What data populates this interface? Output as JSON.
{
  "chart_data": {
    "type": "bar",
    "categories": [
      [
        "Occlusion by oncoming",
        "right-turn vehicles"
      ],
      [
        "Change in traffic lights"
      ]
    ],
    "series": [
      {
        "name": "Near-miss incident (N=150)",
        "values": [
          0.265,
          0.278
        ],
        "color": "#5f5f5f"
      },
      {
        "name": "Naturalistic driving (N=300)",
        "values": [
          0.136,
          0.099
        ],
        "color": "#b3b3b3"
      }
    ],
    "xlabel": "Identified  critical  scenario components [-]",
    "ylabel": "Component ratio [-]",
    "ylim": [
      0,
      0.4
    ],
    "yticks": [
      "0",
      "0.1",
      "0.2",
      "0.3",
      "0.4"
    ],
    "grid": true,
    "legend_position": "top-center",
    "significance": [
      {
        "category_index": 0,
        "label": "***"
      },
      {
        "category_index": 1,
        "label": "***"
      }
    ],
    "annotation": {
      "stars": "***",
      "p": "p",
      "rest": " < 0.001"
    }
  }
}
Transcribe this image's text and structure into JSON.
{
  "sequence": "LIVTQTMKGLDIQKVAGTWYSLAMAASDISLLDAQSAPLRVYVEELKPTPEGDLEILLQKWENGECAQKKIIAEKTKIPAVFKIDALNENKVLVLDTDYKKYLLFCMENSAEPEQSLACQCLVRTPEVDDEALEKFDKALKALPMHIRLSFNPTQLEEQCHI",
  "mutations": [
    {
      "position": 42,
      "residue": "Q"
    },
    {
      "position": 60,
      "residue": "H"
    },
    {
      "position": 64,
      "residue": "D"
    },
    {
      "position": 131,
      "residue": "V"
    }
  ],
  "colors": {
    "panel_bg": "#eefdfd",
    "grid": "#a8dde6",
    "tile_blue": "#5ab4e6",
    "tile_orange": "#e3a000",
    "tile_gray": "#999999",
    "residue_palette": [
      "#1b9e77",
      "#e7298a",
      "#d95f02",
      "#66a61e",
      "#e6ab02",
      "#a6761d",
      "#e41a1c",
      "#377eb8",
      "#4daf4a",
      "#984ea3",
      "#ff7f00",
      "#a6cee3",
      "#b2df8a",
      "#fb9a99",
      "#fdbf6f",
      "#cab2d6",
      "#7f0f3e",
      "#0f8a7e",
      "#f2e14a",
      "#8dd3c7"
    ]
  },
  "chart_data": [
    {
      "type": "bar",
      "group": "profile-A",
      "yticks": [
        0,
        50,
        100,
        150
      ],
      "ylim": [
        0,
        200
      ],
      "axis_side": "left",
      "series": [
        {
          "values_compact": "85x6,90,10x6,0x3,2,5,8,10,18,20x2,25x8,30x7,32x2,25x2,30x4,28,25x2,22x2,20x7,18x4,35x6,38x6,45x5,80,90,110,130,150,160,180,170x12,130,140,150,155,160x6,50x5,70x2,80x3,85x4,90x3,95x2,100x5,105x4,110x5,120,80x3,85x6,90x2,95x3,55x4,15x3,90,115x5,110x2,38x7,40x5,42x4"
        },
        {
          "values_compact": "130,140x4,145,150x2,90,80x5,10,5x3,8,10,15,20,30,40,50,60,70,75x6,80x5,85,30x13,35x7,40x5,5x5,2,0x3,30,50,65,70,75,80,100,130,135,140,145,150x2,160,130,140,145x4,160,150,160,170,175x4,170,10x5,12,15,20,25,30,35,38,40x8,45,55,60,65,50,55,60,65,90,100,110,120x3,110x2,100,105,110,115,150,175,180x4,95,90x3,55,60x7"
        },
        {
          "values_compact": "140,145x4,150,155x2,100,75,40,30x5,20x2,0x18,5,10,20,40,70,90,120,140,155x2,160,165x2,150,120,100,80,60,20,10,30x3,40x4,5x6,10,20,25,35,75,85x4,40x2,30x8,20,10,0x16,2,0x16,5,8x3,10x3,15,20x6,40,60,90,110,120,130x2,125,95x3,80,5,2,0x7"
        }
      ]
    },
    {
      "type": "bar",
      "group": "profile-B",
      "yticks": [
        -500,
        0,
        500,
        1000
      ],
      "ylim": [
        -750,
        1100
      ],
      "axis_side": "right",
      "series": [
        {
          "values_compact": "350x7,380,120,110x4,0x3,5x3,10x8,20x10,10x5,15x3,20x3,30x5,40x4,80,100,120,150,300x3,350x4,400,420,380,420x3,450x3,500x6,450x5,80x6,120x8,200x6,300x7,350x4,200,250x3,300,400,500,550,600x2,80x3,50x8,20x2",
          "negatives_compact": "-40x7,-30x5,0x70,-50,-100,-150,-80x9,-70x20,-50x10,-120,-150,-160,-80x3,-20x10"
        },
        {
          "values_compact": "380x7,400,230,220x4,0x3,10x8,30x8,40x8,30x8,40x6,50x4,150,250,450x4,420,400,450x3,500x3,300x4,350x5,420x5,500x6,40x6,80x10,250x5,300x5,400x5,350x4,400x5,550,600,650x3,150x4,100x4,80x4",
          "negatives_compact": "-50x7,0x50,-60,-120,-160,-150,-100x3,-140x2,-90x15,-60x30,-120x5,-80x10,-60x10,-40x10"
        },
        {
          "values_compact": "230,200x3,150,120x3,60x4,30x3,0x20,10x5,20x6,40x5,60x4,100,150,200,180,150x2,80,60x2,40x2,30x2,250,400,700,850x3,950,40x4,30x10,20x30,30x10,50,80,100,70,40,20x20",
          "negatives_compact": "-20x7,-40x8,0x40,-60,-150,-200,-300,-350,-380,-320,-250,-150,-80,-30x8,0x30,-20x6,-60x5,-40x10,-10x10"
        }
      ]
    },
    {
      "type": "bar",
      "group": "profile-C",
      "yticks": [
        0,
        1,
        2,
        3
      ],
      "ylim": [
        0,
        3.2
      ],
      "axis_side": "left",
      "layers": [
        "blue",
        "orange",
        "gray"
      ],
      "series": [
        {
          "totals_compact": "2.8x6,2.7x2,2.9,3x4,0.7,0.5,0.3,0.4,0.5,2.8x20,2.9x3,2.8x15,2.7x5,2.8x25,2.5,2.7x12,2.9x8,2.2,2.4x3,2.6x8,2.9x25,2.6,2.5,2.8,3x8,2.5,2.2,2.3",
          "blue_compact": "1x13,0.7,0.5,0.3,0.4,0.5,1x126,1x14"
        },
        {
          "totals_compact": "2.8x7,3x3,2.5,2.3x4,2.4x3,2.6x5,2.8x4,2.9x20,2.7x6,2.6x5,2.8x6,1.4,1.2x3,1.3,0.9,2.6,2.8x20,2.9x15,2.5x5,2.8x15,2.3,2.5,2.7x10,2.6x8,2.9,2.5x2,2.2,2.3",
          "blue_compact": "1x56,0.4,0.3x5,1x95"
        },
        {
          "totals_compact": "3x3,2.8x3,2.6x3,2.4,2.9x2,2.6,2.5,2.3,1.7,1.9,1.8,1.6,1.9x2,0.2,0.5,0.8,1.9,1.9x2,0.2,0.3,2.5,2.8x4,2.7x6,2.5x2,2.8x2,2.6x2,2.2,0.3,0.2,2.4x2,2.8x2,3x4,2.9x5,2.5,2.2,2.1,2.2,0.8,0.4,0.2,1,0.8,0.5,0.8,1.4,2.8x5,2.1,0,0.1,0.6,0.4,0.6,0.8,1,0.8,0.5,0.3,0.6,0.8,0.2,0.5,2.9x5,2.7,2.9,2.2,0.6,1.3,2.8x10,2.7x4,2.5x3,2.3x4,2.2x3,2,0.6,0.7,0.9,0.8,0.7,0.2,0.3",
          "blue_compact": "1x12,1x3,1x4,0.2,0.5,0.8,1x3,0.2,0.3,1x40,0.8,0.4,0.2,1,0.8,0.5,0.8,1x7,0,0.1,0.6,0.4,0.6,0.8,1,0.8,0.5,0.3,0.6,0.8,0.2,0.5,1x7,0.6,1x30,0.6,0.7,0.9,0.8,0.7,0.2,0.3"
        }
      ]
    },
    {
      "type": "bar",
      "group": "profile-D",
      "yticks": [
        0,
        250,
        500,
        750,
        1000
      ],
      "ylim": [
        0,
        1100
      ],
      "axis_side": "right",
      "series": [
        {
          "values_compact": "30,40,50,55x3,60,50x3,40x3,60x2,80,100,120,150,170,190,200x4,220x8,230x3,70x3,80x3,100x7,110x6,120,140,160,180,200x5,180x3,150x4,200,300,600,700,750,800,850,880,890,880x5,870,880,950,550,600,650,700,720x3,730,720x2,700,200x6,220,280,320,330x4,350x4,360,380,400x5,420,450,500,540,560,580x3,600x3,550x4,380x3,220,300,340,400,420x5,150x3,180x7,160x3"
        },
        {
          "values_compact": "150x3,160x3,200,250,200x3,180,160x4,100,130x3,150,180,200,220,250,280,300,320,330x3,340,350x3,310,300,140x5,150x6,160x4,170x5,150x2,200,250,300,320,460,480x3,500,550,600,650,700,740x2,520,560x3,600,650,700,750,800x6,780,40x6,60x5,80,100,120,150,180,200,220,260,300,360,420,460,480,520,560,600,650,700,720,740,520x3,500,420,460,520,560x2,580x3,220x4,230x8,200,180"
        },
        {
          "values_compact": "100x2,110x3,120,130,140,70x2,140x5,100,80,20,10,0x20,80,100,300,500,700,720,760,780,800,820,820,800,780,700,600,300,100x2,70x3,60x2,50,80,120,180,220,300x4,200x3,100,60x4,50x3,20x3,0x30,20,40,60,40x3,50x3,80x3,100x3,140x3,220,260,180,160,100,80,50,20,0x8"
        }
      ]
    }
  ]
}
────────
• [Challenge] Check each line of the records above for the word "JSON", then give the number of lines that have it, with no other words.

• [Exercise solution] 2